WRITTEN PROBLEM >> Reproduce the listing from its first line through the line containing "- data-point: [529, 684, 536, 690]", inclusive, substituting "bounding box" for "bbox" and leaving everything else unchanged.

THE DATA >>
######

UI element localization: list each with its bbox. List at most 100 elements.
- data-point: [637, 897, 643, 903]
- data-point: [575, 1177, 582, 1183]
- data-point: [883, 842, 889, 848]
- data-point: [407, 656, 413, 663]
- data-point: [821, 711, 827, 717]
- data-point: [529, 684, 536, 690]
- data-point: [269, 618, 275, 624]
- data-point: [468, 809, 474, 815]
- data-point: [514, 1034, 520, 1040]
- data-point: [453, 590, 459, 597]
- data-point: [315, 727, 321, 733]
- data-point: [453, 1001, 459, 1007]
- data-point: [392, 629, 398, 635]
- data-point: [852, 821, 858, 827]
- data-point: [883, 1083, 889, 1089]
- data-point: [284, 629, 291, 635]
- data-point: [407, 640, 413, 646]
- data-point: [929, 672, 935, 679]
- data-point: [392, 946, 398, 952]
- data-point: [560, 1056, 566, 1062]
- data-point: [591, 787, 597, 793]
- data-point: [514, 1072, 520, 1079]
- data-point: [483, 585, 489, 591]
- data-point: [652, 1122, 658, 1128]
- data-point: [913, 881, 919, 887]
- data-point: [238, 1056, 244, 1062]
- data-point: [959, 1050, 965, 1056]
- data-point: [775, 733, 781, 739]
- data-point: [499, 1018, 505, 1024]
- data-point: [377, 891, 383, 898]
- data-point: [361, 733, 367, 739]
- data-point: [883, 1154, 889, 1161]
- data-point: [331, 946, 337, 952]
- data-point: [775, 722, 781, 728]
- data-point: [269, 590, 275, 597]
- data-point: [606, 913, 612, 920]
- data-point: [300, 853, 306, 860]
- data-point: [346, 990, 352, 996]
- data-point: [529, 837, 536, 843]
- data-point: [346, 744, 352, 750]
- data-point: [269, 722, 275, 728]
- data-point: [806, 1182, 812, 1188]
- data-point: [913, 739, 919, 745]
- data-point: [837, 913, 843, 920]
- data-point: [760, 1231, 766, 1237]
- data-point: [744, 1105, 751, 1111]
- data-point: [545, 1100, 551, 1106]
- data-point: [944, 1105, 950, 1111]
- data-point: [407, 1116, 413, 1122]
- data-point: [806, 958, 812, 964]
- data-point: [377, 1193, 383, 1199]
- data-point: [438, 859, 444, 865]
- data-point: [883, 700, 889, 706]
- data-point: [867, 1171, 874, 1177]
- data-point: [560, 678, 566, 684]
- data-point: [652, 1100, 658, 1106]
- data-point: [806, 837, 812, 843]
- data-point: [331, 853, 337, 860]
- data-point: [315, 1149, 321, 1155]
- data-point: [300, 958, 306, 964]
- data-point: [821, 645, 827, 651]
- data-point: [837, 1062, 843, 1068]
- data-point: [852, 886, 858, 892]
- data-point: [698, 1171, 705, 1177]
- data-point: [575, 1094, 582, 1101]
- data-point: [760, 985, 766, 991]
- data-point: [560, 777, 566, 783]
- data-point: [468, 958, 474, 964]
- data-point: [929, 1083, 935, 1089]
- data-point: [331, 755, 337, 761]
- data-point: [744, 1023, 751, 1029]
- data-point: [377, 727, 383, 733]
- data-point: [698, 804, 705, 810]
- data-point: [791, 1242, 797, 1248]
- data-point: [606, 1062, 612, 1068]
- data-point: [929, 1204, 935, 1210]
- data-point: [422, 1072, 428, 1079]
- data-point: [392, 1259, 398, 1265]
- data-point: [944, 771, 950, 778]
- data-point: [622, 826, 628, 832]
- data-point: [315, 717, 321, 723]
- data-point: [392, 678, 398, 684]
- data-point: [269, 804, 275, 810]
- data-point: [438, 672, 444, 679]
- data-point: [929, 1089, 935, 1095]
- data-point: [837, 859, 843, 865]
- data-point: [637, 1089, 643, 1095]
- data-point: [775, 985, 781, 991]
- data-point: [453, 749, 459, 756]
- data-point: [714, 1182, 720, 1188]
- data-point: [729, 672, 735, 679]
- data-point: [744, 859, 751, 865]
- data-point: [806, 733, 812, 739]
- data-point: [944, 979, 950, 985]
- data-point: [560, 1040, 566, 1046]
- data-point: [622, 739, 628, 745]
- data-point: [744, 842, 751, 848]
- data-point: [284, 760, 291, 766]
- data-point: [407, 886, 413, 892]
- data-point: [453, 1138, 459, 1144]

######

IN RESPONSE >>
UI element localization: list each with its bounding box. List at most 100 elements.
- data-point: [637, 897, 643, 903]
- data-point: [575, 1177, 582, 1183]
- data-point: [883, 842, 889, 848]
- data-point: [407, 656, 413, 663]
- data-point: [821, 711, 827, 717]
- data-point: [529, 684, 536, 690]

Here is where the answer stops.